-- begin Records to process --

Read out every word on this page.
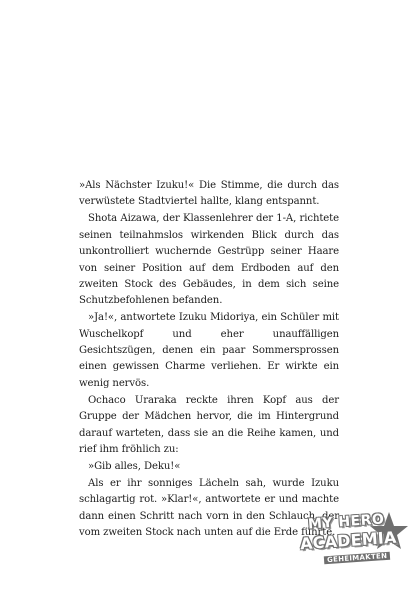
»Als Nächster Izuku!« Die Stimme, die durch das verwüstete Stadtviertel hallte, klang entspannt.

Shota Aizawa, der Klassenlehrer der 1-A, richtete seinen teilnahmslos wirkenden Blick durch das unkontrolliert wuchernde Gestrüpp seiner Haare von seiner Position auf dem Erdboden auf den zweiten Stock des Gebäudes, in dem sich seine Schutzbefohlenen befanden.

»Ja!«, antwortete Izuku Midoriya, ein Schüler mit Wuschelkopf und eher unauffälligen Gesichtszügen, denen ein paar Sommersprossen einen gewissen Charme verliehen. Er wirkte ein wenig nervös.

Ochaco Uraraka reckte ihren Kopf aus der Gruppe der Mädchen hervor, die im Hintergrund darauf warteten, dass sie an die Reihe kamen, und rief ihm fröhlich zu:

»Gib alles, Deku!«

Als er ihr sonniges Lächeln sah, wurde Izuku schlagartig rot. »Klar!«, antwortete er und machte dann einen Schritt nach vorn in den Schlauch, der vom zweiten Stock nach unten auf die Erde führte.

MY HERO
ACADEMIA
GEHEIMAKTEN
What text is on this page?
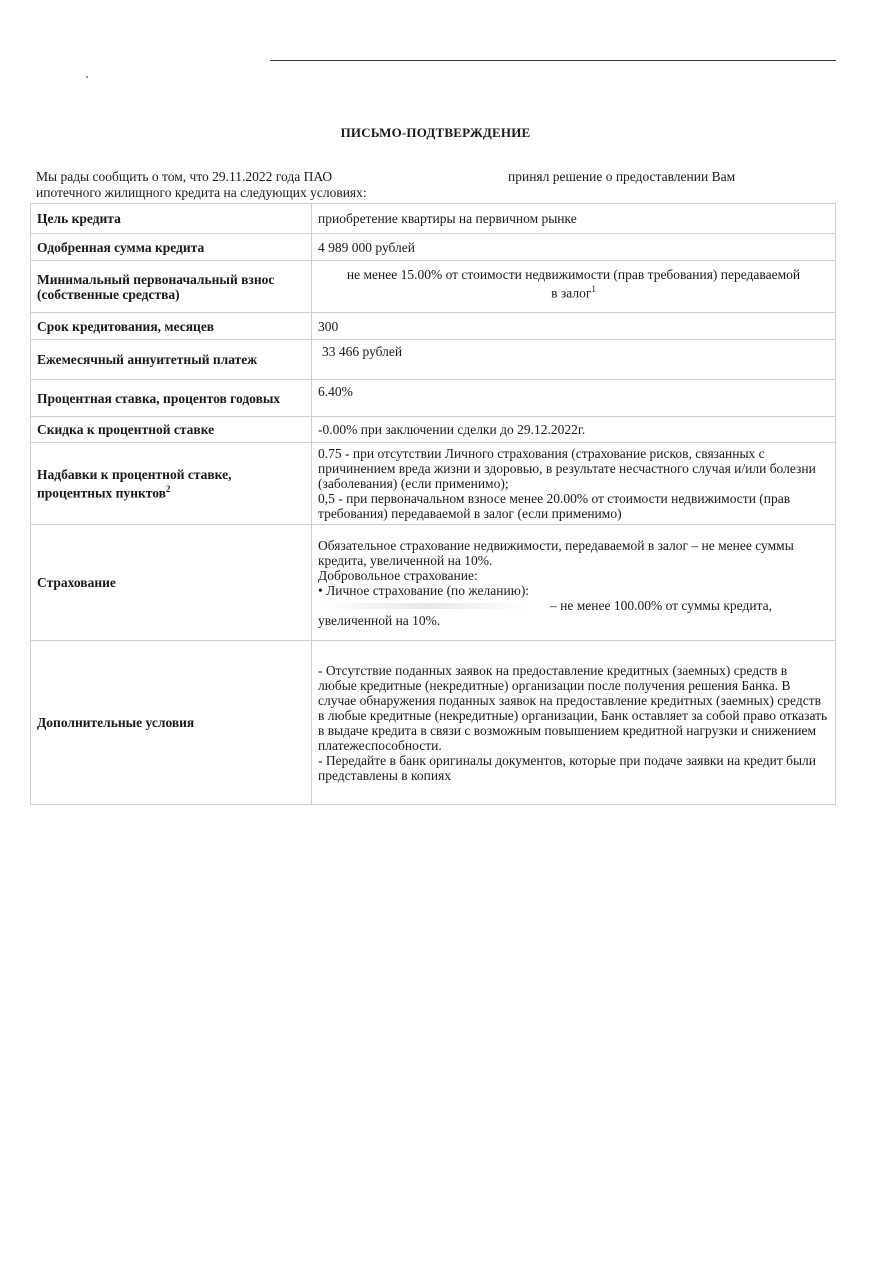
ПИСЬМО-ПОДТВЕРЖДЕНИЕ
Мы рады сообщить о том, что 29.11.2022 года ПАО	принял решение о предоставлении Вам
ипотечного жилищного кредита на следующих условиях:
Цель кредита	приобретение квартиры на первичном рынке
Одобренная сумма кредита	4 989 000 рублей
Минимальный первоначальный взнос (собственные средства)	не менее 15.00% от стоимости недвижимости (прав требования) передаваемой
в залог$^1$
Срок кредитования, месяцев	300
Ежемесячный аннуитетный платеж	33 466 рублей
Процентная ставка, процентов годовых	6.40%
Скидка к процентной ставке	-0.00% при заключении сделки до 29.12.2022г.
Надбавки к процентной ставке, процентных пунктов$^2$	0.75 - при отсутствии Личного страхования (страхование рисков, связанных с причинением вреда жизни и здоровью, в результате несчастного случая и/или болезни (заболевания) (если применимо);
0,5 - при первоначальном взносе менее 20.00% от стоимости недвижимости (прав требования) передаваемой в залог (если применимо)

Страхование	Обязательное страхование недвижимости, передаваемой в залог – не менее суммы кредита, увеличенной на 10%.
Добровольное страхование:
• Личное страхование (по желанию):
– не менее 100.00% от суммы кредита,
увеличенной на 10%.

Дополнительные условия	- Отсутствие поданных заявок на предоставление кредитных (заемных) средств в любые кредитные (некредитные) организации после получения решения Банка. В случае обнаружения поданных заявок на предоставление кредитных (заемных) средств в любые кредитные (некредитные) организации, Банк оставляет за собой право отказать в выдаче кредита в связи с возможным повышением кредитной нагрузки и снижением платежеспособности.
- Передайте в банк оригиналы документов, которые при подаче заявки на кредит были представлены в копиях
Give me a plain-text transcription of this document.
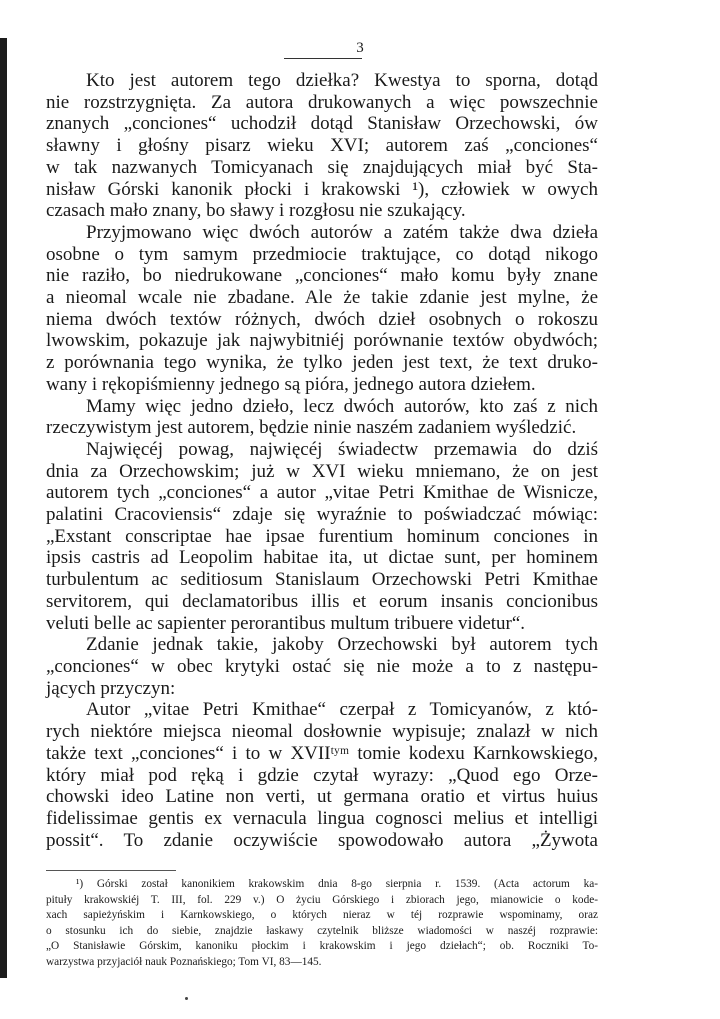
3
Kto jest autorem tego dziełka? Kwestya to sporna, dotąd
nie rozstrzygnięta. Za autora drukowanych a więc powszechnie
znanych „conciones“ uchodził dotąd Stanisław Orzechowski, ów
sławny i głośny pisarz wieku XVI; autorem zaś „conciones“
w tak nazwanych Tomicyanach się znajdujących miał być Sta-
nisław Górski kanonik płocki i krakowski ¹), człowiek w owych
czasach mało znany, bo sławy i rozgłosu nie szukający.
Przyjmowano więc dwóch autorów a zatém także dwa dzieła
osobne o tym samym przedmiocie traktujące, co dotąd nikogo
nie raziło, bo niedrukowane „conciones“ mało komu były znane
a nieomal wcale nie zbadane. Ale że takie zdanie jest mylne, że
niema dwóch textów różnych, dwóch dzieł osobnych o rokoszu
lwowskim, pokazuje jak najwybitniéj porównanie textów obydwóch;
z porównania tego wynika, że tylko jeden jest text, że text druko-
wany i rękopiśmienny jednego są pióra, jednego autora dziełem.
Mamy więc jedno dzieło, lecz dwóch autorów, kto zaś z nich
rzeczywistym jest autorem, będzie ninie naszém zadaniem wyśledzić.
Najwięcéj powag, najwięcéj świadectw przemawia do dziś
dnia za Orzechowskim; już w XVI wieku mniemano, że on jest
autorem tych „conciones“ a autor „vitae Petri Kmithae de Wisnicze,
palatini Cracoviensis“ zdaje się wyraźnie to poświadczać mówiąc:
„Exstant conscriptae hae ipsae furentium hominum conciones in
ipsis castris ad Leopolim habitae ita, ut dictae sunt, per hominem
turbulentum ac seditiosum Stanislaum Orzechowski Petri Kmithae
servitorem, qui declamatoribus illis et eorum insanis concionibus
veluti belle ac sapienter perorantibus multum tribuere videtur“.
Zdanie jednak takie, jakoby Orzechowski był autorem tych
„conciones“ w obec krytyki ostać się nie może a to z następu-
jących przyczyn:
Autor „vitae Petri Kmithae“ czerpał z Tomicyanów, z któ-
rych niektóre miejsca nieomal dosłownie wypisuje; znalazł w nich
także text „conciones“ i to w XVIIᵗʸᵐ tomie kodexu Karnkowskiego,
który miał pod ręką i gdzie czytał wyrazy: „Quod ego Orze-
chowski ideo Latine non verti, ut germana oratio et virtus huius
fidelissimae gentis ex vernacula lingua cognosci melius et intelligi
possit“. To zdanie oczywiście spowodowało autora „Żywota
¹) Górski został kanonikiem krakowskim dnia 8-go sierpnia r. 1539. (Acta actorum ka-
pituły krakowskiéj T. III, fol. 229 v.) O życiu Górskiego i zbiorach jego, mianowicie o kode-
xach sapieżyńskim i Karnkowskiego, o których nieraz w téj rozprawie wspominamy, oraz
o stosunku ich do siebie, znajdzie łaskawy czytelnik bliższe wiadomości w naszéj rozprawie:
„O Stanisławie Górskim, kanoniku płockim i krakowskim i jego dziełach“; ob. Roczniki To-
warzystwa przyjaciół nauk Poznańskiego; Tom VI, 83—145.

-- end Records to process --

Requirements: Which lines contain the word "wieku"? Copy each of them.

Response to this task:
sławny i głośny pisarz wieku XVI; autorem zaś „conciones“
dnia za Orzechowskim; już w XVI wieku mniemano, że on jest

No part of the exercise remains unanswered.